[Exercise aim] Extract every line of the records that contains the string "main", treating uppercase and lowercase letters as different.

(Saved data entries)
## start

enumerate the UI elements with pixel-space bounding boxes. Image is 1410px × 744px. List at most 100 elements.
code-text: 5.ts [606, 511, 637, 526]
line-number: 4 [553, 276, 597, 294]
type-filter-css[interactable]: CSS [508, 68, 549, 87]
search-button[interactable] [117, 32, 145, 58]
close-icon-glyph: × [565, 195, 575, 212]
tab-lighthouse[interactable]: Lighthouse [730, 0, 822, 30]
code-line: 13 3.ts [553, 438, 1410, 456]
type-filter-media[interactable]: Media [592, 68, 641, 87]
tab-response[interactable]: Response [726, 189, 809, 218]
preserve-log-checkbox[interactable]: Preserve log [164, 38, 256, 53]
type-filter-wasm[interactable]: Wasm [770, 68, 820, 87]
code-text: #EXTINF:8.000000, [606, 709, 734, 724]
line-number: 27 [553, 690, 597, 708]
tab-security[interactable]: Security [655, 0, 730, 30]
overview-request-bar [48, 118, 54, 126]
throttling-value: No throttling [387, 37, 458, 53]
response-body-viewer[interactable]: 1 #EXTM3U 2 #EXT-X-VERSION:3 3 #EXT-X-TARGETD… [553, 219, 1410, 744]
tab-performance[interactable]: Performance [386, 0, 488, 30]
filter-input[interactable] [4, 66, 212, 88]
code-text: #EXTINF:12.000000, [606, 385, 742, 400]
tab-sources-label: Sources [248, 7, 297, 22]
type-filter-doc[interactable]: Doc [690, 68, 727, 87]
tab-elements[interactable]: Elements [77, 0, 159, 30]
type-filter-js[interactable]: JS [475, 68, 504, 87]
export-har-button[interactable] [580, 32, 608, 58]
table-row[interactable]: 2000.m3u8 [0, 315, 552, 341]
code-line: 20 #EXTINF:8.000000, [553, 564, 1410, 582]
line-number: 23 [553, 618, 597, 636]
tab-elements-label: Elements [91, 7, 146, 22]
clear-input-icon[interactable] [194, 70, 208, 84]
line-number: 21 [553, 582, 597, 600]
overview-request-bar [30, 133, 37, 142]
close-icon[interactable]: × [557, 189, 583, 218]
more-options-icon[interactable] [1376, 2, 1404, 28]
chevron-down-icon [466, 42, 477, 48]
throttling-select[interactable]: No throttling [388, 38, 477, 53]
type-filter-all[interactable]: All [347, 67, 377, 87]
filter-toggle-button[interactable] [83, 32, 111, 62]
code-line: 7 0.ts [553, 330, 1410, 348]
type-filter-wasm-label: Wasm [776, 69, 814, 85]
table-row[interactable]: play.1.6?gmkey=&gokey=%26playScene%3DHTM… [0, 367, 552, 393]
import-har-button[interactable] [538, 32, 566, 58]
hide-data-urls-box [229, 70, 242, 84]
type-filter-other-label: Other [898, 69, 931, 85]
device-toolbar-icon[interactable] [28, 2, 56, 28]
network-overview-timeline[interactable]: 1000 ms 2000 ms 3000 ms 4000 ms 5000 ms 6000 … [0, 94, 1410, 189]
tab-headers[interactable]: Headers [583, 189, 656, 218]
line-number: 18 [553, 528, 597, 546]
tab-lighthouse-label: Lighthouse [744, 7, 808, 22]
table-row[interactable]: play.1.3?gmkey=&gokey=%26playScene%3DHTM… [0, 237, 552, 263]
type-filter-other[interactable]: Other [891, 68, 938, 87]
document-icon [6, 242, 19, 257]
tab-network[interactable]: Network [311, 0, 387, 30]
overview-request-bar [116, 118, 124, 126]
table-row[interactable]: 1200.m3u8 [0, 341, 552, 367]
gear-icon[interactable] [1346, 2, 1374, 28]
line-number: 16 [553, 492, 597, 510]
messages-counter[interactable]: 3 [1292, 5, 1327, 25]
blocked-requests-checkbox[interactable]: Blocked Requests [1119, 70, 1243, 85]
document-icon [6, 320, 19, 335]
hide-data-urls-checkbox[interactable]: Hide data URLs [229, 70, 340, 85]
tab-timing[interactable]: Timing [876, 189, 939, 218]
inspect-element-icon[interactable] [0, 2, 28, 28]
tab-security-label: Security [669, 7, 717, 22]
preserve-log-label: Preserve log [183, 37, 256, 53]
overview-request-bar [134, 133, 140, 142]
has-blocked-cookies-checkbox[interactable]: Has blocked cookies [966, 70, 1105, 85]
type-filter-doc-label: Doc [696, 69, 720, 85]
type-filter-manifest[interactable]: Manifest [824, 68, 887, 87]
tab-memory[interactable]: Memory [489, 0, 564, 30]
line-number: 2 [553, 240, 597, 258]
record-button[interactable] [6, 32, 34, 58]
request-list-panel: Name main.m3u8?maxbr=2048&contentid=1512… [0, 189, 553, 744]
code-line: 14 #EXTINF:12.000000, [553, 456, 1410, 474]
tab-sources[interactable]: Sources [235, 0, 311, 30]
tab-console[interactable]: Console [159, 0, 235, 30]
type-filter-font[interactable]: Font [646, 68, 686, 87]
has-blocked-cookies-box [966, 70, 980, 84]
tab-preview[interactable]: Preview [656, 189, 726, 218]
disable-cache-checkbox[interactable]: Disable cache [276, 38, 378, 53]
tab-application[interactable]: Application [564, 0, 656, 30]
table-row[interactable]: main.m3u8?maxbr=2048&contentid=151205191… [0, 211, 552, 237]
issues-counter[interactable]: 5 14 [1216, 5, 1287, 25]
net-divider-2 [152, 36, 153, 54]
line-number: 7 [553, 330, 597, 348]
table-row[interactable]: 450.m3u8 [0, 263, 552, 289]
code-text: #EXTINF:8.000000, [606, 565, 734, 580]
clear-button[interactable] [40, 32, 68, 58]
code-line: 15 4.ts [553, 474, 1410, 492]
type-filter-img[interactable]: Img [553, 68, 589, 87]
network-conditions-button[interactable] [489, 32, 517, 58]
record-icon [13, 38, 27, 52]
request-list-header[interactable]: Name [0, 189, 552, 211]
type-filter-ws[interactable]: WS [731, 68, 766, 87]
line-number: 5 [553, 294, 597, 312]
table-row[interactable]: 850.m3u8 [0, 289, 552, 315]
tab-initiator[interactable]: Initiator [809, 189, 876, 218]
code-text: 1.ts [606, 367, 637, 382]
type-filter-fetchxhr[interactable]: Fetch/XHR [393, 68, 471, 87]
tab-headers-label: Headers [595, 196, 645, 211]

## end

[Task answer]
request-list-panel: Name main.m3u8?maxbr=2048&contentid=1512… [0, 189, 553, 744]
table-row[interactable]: main.m3u8?maxbr=2048&contentid=151205191… [0, 211, 552, 237]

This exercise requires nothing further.